Денег было в обрез, поэтому мы старались не засматриваться на нарядные витрины магазинов. Но как только что-нибудь получали, отправлялись на базар, сидели в поплавках, гуляли по городу. Мне, после долгой унылости санатория и болезни, было весело необыкновенно. Да и всем остальным — тоже. Правда, дни бывали тяжелые: {211} например, нам уже нельзя было дольше оставаться в Риге, а в Ревель еще не пускали. Сидели без копейки, но легкомысленно верили, что все обойдется, — так и случилось.
В Ревеле спектакли творчески прошли еще лучше, чем в Риге, хотя тоже при неполных залах. Однако деньги кое-как получили. Ревель, как и Рига, очаровал нас красотой, изобилием, цветами (местные жители и тут и там убежденно говорили: «Наш город — маленький Париж» — фразу, которую я слышала во многих городах), глаза у нас разбегались. В конце концов купили себе туфли, потому что ходили в быстро стоптавшихся самодельных московских башмаках.
Хорошее настроение было испорчено болезнью Ольги Пыжовой. С ней случилось что-то вроде перитонита. Сначала врачи не знали диагноза, и почти умирающую, страдающую невыносимо, мы оставили ее с мужем в Ревеле, а сами поехали дальше — выхода не было. Уже в Берлине узнали, что Ольге сделали операцию, она спасена, — и облегченно вздохнули.
Самым большим приключением нашего турне был сильный шторм на море по дороге в Штеттин. Одни говорили, что нарвемся на мину, другие боялись просто утонуть — без мины, третьи, в их числе и я, ни о чем думать не могли — страдали морской болезнью. Штеттин обдал проливным дождем и ветром. Я устало сидела в таможне напротив портрета Бисмарка, как вдруг услышала: «Соня!» — и очнулась в объятиях Жилинского и Берсенева, еще не вернувшегося в Россию после долгих странствий с «группой Качалова». Мы вместе ехали до Берлина, где было холодно, дождливо, но жизнь снова казалась замечательной, потому что спектакли шли с успехом — первым успехом в Европе! Пергамский алтарь в музее был прекрасен, в Зоологическом саду резвились львята, выкормленные собакой, а в русском кафе у нас случались неожиданные встречи: Болеславский, Гзовская, Гайдаров…
Смотрели спектакль по какой-то сказке Гофмана, два фильма — и все дружно сошлись на том, что технически поставлено замечательно, туалеты роскошные, а играют плохо.

----

**Что сделать A:**
Определите, соответствуют ли тексту о гастролях утверждения (i) В Ревеле спектакли шли при полных залах; (ii) Ольгу Пыжову оставили в Ревеле вместе с мужем; (iii) В Берлине стояла теплая солнечная погода. Для каждого ответьте «да» или «нет» и приведите точную цитату, на которой основан ответ.
**Что сделать B:**
Продолжите текст о гастролях, начав сразу после его последней фразы.
Строки ниже взяты из другого источника.

----

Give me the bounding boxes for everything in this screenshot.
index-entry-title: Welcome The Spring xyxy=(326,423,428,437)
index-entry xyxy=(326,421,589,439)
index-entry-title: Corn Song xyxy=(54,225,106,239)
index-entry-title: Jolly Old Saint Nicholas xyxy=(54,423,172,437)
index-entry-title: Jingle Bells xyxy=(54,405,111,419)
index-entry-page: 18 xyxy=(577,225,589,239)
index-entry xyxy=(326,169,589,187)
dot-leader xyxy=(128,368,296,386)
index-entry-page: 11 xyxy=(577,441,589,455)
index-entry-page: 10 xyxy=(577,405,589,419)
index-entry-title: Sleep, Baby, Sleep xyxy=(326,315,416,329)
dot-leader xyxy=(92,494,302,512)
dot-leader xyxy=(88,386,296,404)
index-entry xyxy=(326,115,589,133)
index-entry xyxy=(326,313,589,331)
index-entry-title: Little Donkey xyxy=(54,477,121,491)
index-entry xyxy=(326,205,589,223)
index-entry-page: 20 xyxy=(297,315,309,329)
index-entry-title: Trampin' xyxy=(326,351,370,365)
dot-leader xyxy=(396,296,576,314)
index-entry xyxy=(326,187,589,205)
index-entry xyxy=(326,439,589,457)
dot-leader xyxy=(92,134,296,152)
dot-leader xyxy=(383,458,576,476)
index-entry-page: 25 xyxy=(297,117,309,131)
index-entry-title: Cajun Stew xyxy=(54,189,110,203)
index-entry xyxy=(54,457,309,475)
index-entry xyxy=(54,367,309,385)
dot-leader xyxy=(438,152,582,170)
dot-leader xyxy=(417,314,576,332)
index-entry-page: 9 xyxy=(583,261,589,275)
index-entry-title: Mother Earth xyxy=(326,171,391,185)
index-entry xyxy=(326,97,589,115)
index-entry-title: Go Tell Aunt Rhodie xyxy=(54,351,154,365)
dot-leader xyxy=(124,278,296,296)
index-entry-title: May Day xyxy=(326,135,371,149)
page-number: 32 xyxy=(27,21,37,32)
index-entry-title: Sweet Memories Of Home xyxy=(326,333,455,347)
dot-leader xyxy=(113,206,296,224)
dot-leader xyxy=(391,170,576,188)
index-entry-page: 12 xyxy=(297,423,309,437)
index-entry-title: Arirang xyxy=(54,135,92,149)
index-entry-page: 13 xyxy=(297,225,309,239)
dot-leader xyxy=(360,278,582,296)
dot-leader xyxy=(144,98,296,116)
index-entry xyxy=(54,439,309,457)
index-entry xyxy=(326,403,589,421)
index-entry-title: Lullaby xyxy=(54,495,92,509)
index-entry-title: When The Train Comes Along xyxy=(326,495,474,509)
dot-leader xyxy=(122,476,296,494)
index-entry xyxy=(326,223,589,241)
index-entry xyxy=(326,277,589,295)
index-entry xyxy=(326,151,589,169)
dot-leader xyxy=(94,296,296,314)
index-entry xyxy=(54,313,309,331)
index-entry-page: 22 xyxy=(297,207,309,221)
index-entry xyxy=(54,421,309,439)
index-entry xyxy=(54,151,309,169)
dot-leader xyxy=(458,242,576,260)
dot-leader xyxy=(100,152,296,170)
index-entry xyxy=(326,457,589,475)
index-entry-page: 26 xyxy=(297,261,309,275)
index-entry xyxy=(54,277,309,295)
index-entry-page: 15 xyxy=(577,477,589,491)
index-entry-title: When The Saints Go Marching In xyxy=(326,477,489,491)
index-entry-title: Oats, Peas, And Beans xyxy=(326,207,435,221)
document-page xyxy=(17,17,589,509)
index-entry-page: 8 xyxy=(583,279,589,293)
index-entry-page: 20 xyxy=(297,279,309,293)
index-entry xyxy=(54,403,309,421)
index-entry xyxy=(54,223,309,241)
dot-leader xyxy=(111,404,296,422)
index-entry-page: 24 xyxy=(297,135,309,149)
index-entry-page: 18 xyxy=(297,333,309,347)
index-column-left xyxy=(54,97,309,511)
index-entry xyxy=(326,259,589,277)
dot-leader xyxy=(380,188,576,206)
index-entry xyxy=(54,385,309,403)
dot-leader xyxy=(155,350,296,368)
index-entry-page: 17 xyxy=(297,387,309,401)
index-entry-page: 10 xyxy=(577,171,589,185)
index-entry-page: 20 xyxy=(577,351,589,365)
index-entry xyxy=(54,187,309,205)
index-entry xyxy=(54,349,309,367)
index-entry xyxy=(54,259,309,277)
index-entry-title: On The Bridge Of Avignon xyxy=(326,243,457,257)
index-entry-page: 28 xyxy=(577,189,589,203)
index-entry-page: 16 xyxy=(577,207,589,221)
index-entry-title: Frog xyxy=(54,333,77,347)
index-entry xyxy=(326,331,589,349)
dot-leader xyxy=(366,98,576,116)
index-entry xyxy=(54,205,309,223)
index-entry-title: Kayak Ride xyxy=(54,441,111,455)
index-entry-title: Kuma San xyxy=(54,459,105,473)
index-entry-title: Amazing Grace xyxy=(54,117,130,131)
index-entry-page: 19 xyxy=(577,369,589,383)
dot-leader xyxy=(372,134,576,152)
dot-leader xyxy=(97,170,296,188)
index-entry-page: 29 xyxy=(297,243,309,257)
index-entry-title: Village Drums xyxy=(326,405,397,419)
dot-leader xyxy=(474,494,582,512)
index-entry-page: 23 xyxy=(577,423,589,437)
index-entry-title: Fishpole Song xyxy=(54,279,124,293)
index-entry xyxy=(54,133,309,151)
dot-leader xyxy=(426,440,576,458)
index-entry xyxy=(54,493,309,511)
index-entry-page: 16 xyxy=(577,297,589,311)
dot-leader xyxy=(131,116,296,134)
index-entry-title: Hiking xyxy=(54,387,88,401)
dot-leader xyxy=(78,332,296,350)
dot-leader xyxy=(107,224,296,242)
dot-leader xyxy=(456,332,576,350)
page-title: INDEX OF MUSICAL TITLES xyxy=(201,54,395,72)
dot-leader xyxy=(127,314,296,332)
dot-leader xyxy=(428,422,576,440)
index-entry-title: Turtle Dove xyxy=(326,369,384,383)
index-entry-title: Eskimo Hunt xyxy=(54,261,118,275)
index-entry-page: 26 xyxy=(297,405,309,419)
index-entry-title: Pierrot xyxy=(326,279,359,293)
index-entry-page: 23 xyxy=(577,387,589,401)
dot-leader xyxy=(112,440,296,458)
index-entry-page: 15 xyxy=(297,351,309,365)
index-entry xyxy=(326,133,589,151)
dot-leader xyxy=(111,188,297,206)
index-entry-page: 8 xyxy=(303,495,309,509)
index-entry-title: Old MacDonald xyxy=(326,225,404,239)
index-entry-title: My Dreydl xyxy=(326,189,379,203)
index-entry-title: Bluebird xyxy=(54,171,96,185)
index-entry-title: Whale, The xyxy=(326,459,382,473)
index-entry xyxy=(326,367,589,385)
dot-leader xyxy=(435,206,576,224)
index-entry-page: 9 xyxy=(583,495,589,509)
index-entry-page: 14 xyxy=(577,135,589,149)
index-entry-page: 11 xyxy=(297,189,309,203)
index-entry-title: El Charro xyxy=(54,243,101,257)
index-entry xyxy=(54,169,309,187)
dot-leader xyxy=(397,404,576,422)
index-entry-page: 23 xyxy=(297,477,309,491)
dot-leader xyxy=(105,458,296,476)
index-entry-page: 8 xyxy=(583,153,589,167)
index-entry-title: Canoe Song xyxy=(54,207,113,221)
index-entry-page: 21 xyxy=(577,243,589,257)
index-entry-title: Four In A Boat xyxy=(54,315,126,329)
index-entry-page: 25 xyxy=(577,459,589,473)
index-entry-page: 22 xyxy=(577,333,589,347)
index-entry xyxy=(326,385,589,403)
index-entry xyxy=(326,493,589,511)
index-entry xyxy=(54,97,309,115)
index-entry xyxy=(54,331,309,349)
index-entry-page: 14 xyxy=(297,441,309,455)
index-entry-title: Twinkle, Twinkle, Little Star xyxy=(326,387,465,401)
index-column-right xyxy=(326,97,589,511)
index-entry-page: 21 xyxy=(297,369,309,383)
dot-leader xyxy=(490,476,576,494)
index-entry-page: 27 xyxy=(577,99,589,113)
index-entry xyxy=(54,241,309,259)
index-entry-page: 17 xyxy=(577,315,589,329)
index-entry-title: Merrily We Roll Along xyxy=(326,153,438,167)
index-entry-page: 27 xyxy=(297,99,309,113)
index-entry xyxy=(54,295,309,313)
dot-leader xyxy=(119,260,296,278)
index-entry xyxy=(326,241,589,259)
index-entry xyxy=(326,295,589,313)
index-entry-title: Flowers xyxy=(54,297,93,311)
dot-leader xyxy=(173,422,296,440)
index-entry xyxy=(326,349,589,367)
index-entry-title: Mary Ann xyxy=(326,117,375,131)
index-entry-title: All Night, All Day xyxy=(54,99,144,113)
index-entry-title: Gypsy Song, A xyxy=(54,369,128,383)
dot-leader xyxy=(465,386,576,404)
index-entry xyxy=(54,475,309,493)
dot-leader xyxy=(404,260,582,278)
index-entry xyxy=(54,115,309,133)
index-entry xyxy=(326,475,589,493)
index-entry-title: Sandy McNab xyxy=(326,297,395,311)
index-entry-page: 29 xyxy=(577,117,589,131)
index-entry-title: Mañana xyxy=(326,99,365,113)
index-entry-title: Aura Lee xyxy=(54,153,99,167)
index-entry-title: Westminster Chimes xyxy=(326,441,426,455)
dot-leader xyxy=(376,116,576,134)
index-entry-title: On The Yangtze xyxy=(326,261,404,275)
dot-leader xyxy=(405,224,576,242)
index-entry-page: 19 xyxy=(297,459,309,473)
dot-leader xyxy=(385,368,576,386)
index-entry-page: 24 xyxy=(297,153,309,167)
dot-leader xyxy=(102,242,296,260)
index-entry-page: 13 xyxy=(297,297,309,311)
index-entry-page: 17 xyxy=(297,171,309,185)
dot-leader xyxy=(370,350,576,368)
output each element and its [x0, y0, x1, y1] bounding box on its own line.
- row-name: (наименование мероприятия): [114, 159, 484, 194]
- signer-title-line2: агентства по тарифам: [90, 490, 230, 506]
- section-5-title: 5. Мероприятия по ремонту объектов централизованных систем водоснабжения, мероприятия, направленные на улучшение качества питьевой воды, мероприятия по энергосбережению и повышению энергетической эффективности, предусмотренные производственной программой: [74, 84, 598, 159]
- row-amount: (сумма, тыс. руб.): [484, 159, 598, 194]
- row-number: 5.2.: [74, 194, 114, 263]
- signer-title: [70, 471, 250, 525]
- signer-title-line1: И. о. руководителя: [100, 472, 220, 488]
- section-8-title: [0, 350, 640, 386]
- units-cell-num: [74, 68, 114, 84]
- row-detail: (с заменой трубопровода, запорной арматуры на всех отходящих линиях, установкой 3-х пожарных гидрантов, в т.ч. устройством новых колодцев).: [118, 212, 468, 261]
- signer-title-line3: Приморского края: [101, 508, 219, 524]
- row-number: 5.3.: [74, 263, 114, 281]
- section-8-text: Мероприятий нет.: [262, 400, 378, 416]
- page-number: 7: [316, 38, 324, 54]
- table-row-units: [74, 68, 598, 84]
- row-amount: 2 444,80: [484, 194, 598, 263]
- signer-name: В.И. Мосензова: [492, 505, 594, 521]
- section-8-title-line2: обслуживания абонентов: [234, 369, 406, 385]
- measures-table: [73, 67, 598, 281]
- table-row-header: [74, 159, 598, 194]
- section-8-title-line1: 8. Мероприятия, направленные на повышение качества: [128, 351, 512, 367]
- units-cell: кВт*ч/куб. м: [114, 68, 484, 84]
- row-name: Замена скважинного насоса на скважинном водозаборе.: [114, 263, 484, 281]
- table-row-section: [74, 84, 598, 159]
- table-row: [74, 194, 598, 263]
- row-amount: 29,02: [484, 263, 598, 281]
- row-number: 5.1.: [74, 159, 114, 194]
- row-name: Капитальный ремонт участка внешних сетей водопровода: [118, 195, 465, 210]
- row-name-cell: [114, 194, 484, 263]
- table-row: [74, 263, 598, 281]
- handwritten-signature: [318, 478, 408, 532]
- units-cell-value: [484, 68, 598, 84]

----

**Поле ответа A:**
(i) Нет: «хотя тоже при неполных залах».
(ii) Да: «мы оставили ее с мужем в Ревеле».
(iii) Нет: «где было холодно, дождливо».

**Поле ответа B:**
Потом наступили тяжелые дни в Берлине — негде было играть. Без денег, без дела мы сидели в комнате и слушали за стенкой печальную скрипку американского чудака миллионера, почему-то поселившегося в этом скромном пансионе.
{212} Дальше следовали Потсдам и Висбаден, где был ужасный театр, плохой сбор, но хороша немногочисленная публика. Провожали цветами и пирогами, а город все равно не понравился — дорогой и скучный курорт с рулеткой, кабаре, бриллиантами и похожим на дворец зданием с лечебными ваннами. Много изящных женщин и, как итог первой мировой войны, оживленных офицеров-французов. Всюду слышна была французская речь. В Германии она показалась мне вызывающей, и я, не знаю кому назло, говорила только по-немецки.